Items from a dataset:
--- begin ---

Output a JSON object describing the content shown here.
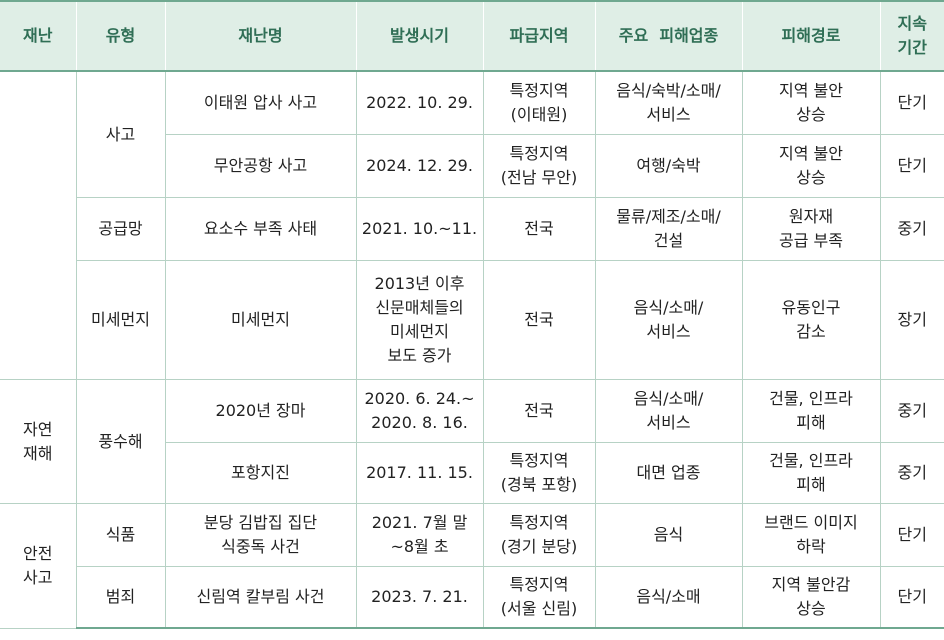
{
  "headers": [
    "재난",
    "유형",
    "재난명",
    "발생시기",
    "파급지역",
    "주요  피해업종",
    "피해경로",
    "지속\n기간"
  ],
  "groups": {
    "natural": "자연\n재해",
    "safety": "안전\n사고"
  },
  "types": {
    "accident": "사고",
    "supply": "공급망",
    "dust": "미세먼지",
    "flood": "풍수해",
    "food": "식품",
    "crime": "범죄"
  },
  "rows": [
    {
      "name": "이태원 압사 사고",
      "date": "2022. 10. 29.",
      "region": "특정지역\n(이태원)",
      "industry": "음식/숙박/소매/\n서비스",
      "path": "지역 불안\n상승",
      "duration": "단기"
    },
    {
      "name": "무안공항 사고",
      "date": "2024. 12. 29.",
      "region": "특정지역\n(전남 무안)",
      "industry": "여행/숙박",
      "path": "지역 불안\n상승",
      "duration": "단기"
    },
    {
      "name": "요소수 부족 사태",
      "date": "2021. 10.~11.",
      "region": "전국",
      "industry": "물류/제조/소매/\n건설",
      "path": "원자재\n공급 부족",
      "duration": "중기"
    },
    {
      "name": "미세먼지",
      "date": "2013년 이후\n신문매체들의\n미세먼지\n보도 증가",
      "region": "전국",
      "industry": "음식/소매/\n서비스",
      "path": "유동인구\n감소",
      "duration": "장기"
    },
    {
      "name": "2020년 장마",
      "date": "2020. 6. 24.~\n2020. 8. 16.",
      "region": "전국",
      "industry": "음식/소매/\n서비스",
      "path": "건물, 인프라\n피해",
      "duration": "중기"
    },
    {
      "name": "포항지진",
      "date": "2017. 11. 15.",
      "region": "특정지역\n(경북 포항)",
      "industry": "대면 업종",
      "path": "건물, 인프라\n피해",
      "duration": "중기"
    },
    {
      "name": "분당 김밥집 집단\n식중독 사건",
      "date": "2021. 7월 말\n~8월 초",
      "region": "특정지역\n(경기 분당)",
      "industry": "음식",
      "path": "브랜드 이미지\n하락",
      "duration": "단기"
    },
    {
      "name": "신림역 칼부림 사건",
      "date": "2023. 7. 21.",
      "region": "특정지역\n(서울 신림)",
      "industry": "음식/소매",
      "path": "지역 불안감\n상승",
      "duration": "단기"
    }
  ]
}
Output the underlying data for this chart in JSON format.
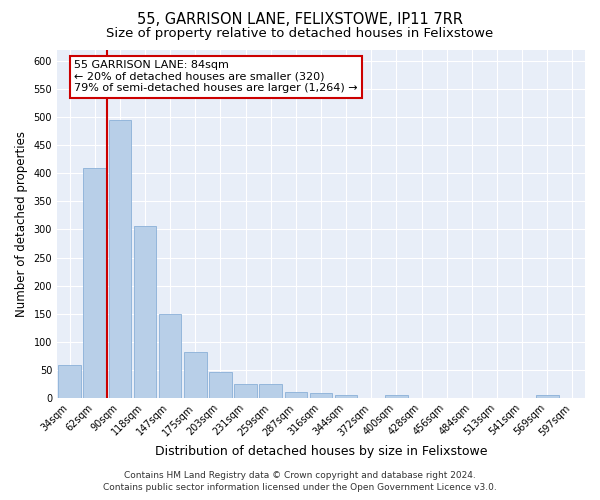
{
  "title": "55, GARRISON LANE, FELIXSTOWE, IP11 7RR",
  "subtitle": "Size of property relative to detached houses in Felixstowe",
  "xlabel": "Distribution of detached houses by size in Felixstowe",
  "ylabel": "Number of detached properties",
  "categories": [
    "34sqm",
    "62sqm",
    "90sqm",
    "118sqm",
    "147sqm",
    "175sqm",
    "203sqm",
    "231sqm",
    "259sqm",
    "287sqm",
    "316sqm",
    "344sqm",
    "372sqm",
    "400sqm",
    "428sqm",
    "456sqm",
    "484sqm",
    "513sqm",
    "541sqm",
    "569sqm",
    "597sqm"
  ],
  "values": [
    58,
    410,
    495,
    307,
    150,
    82,
    46,
    25,
    25,
    10,
    8,
    5,
    0,
    5,
    0,
    0,
    0,
    0,
    0,
    5,
    0
  ],
  "bar_color": "#b8cfe8",
  "bar_edgecolor": "#8ab0d8",
  "vline_x": 1.5,
  "vline_color": "#cc0000",
  "annotation_text": "55 GARRISON LANE: 84sqm\n← 20% of detached houses are smaller (320)\n79% of semi-detached houses are larger (1,264) →",
  "annotation_box_facecolor": "#ffffff",
  "annotation_box_edgecolor": "#cc0000",
  "ylim": [
    0,
    620
  ],
  "yticks": [
    0,
    50,
    100,
    150,
    200,
    250,
    300,
    350,
    400,
    450,
    500,
    550,
    600
  ],
  "footer_line1": "Contains HM Land Registry data © Crown copyright and database right 2024.",
  "footer_line2": "Contains public sector information licensed under the Open Government Licence v3.0.",
  "plot_bg_color": "#e8eef8",
  "grid_color": "#ffffff",
  "title_fontsize": 10.5,
  "subtitle_fontsize": 9.5,
  "tick_fontsize": 7,
  "ylabel_fontsize": 8.5,
  "xlabel_fontsize": 9,
  "footer_fontsize": 6.5,
  "annotation_fontsize": 8
}
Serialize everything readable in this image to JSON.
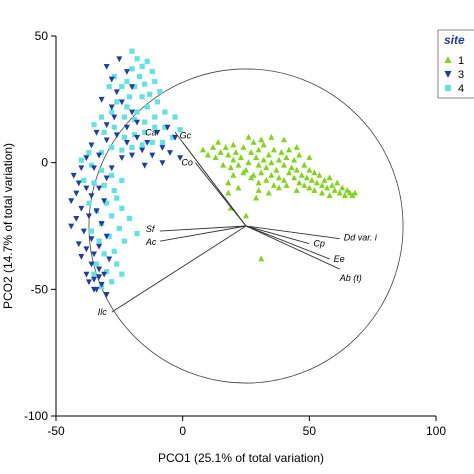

--- end ---

What needs to be done: Pick out the lines that have the word "ffffff". Copy them all.

Result for this exercise:
  "annotation_box_facecolor": "#ffffff",
  "grid_color": "#ffffff",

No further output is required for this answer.